** Start of Supplied passage **
7. The National Fund warrants that it has not assigned, hypothecated or otherwise transferred any alleged claim or cause of action against the Debtors or Reorganized Debtor to any other person or entity. To the extent that any claim may be brought against the Debtors or the Reorganized Debtor by persons or entities claiming by, through or under the National Fund on the basis that the National Fund has assigned, hypothecated or otherwise transferred any alleged claim or cause of action against the Debtors or Reorganized Debtor to such person or entity, the National Fund agrees to indemnify and hold the Debtors and the Reorganized Debtor harmless from any damages, liabilities, obligations, costs or expenses (including reasonable attorneys’ fees) or reasonable settlement payments to the extent relating to, arising out of, or resulting from the National Fund’s breach of the foregoing warranty, if any.
** End of Supplied passage **
** Start of Source data **
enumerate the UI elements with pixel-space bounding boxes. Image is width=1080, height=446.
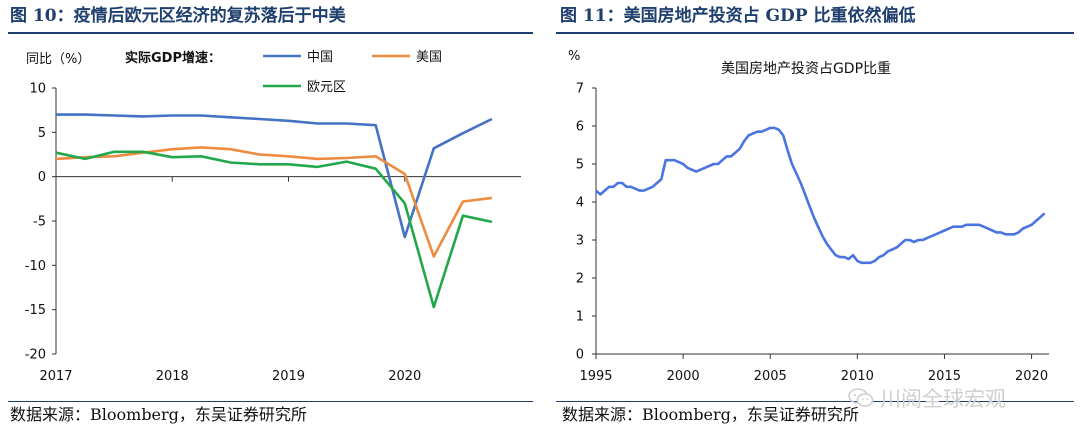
** End of Source data **
Directions:
(a) According to the National Fund warranty clause, what does the National Fund warrant it has not done?
(b) Could you carry on the National Fund warranty clause, picking up right after its final sentence?
The data is separate material and is not part of the National Fund warranty clause.

In response:
(a) It has not assigned, hypothecated or otherwise transferred any alleged claim or cause of action against the Debtors or Reorganized Debtor to any other person or entity.

(b)
8. The National Fund, on its behalf and on behalf of any of its respective successors, assigns, affiliates and any other party claiming through any of them (the “National Fund Releasors”), for good and sufficient consideration, the receipt of which is hereby acknowledged, hereby absolutely and forever, releases and discharges the Reorganized Debtor, the Debtors, the Debtors’ estate, and any of their respective former or current representatives, administrators, officers, directors, employees, advisors, attorneys and agents (collectively “Eagle Release”) from any and all actions, claims, counterclaims, suits, charges, demands, debts, liabilities, damages, judgments, extents, executions, accounts, sums of money, rights of setoff and recoupment, reckonings, obligations, controversies, losses and causes of action of every kind and nature whatsoever, whether or not known or suspected at this time, which the National Fund Releasors, or any of them have, ever had, owned or held or hereafter shall or may have against the Eagle Releases or any of them, based upon or arising out of any event, occurrence, act or omission existing from the beginning of time through the date of the execution of this Stipulation and Agreed Order; provided,however, that nothing herein shall constitute a release or discharge of any obligations under this Stipulation and Agreed Order or the Settlement Agreement.
9. The Bankruptcy Court shall retain jurisdiction and shall be the selected venue to hear, address and adjudicate any disputes arising under this Stipulation and Agreed Order.